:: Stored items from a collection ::
- - -

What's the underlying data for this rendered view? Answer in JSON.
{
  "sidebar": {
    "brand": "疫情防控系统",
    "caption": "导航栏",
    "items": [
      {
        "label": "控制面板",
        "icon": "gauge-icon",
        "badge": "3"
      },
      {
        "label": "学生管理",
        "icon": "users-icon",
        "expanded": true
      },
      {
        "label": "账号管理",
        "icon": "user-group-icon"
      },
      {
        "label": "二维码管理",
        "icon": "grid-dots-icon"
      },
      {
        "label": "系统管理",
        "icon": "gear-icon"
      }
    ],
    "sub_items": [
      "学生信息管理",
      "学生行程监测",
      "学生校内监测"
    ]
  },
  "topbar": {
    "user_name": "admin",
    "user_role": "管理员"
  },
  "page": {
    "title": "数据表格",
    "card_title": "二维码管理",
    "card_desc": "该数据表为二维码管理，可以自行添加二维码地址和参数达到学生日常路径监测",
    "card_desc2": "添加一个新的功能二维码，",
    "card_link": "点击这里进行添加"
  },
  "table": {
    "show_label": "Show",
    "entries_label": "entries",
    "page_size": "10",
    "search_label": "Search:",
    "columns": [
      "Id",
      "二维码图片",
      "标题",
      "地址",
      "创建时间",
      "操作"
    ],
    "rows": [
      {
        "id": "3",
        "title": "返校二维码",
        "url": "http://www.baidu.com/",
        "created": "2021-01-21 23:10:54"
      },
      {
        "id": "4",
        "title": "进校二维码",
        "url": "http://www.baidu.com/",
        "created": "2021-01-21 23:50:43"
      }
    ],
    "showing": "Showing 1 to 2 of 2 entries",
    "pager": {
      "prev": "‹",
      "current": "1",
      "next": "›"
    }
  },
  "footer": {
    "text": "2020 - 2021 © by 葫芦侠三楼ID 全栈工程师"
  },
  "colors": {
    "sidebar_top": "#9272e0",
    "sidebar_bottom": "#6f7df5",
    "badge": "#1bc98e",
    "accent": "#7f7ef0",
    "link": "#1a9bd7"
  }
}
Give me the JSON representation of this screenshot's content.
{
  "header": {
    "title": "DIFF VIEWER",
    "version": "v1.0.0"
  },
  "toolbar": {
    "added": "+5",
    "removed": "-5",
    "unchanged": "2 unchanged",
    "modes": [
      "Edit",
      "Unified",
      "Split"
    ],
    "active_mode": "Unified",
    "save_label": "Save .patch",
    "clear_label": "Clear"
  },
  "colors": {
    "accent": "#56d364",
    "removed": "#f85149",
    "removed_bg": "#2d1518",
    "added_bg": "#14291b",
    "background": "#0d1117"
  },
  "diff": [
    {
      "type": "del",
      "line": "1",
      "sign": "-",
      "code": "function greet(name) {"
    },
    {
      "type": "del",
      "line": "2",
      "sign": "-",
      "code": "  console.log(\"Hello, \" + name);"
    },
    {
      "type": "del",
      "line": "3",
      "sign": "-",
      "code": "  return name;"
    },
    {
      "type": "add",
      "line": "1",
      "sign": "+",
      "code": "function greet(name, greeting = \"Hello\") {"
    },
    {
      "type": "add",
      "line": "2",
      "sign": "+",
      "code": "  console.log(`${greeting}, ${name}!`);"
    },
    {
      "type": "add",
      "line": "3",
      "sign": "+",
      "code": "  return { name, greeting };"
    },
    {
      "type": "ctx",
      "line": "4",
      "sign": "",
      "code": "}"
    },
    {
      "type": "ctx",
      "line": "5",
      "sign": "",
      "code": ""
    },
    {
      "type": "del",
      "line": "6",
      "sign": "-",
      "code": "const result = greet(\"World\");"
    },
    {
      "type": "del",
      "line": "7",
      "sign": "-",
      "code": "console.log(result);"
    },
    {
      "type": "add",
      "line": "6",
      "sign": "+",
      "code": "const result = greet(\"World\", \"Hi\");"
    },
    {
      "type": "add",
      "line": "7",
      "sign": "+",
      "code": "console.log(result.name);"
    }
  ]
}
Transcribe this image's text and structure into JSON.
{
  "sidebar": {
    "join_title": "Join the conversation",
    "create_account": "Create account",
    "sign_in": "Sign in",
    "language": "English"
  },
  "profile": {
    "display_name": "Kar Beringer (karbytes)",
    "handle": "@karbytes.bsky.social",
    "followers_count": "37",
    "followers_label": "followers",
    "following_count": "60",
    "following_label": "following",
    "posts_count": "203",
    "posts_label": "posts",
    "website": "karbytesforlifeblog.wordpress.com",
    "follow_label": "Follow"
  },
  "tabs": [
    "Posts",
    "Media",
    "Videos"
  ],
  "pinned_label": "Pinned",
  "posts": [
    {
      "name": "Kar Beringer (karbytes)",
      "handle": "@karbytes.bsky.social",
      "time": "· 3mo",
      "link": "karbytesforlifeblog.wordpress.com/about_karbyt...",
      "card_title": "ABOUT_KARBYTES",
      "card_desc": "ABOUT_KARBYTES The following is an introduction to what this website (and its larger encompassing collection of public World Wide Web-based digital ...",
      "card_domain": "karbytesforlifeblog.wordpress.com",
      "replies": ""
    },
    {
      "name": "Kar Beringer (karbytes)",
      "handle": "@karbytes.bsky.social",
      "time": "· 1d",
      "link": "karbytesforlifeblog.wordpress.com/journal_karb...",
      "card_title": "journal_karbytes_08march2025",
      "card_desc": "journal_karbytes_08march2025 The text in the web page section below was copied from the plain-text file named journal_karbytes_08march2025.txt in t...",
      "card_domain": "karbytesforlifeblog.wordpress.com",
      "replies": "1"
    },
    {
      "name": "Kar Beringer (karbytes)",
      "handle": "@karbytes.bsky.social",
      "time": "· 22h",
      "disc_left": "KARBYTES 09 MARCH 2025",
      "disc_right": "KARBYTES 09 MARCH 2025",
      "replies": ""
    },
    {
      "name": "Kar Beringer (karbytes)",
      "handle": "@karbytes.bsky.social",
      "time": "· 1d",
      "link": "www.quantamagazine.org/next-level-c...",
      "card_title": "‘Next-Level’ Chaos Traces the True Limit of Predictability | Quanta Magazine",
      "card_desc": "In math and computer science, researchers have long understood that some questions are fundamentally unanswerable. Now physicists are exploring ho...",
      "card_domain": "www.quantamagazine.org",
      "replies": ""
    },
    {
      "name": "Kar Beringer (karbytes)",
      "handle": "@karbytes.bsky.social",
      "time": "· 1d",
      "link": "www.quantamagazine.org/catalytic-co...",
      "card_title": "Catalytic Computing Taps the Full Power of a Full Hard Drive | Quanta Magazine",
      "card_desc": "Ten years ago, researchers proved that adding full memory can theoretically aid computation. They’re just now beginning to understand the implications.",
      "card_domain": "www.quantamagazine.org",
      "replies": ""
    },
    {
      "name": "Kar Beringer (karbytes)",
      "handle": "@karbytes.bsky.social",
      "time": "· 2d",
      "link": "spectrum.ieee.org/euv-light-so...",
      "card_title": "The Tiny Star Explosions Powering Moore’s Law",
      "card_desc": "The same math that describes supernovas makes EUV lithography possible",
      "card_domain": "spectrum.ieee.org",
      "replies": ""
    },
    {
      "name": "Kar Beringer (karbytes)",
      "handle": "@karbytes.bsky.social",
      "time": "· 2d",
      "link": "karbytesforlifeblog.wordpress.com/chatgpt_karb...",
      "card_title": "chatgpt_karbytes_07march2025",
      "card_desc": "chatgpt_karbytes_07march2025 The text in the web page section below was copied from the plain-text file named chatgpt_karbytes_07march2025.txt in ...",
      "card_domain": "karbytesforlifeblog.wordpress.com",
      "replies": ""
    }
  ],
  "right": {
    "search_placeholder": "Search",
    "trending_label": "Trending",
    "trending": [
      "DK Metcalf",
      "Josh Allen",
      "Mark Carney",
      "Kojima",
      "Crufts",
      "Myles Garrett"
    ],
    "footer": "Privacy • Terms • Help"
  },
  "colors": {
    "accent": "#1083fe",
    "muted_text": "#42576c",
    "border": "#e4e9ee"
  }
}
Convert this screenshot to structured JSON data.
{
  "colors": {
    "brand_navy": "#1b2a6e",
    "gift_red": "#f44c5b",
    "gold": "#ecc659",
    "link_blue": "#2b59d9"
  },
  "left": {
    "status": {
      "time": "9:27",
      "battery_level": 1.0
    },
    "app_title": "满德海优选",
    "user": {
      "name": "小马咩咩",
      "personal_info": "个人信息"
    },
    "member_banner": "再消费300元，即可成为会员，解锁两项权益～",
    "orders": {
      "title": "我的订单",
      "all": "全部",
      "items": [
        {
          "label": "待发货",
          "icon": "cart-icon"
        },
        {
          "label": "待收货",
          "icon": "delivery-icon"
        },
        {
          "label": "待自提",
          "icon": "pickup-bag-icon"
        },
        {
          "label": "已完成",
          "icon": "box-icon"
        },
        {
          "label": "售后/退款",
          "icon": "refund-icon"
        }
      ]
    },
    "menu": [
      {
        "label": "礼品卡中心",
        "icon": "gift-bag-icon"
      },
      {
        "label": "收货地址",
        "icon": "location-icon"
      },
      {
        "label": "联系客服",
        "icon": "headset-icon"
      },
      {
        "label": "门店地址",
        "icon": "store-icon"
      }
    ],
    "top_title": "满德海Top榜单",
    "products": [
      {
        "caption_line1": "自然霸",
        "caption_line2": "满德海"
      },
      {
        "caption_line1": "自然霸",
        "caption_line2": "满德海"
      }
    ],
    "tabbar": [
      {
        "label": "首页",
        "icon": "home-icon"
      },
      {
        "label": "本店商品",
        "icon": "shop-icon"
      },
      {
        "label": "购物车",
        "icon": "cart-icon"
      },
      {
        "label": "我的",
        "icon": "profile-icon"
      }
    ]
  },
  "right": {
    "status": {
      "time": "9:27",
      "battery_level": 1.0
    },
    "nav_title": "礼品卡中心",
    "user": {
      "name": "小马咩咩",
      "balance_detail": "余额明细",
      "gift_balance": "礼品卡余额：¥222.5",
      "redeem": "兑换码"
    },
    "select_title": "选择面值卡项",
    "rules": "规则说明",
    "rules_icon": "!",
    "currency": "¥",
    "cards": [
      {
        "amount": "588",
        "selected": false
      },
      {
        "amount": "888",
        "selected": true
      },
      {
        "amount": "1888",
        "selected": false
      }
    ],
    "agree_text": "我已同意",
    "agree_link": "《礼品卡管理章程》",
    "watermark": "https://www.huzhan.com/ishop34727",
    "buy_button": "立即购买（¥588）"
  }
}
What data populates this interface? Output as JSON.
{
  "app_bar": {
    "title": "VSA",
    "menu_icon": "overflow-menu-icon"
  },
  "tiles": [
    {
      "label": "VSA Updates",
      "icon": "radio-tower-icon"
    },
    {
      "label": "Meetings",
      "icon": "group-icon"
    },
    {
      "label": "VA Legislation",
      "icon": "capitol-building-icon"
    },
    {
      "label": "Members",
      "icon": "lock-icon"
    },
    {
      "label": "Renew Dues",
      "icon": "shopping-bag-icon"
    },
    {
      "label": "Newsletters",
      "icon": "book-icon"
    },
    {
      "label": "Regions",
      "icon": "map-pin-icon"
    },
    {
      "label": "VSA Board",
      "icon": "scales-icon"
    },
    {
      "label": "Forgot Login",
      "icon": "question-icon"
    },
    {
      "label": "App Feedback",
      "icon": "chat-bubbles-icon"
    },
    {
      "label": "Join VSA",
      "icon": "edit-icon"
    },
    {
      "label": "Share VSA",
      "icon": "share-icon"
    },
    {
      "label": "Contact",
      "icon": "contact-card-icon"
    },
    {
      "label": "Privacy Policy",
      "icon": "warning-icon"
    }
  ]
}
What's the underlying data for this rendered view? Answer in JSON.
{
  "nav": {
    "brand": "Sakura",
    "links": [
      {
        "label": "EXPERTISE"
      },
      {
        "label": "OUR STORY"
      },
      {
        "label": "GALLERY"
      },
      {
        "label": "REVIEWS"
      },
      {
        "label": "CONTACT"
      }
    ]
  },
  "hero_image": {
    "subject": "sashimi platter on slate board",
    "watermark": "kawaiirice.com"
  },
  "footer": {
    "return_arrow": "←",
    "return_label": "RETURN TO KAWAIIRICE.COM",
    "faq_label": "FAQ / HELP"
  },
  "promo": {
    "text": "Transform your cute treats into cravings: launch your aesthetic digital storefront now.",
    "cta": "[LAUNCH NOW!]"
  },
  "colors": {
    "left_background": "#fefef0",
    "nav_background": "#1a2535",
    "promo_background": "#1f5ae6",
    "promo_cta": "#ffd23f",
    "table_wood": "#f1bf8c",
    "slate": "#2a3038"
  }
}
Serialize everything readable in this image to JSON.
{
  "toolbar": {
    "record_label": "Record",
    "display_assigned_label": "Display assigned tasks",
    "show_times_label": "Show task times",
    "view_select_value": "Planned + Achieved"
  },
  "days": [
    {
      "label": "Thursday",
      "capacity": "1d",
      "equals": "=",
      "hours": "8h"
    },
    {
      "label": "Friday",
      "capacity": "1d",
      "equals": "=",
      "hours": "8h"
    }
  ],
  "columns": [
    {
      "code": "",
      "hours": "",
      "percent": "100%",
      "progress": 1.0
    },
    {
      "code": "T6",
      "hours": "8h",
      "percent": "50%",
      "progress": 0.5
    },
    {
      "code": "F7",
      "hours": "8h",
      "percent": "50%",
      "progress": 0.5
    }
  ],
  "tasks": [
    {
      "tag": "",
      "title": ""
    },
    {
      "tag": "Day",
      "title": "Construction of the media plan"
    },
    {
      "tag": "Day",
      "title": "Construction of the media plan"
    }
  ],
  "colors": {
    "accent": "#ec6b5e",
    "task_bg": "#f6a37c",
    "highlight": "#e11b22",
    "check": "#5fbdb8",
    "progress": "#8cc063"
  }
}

- - -

:: WORK INSTRUCTIONS ::
Pull out all lines from the listing that contain the string "website".

:: WRITTEN RESPONSE ::
    "website": "karbytesforlifeblog.wordpress.com",
      "card_desc": "ABOUT_KARBYTES The following is an introduction to what this website (and its larger encompassing collection of public World Wide Web-based digital ...",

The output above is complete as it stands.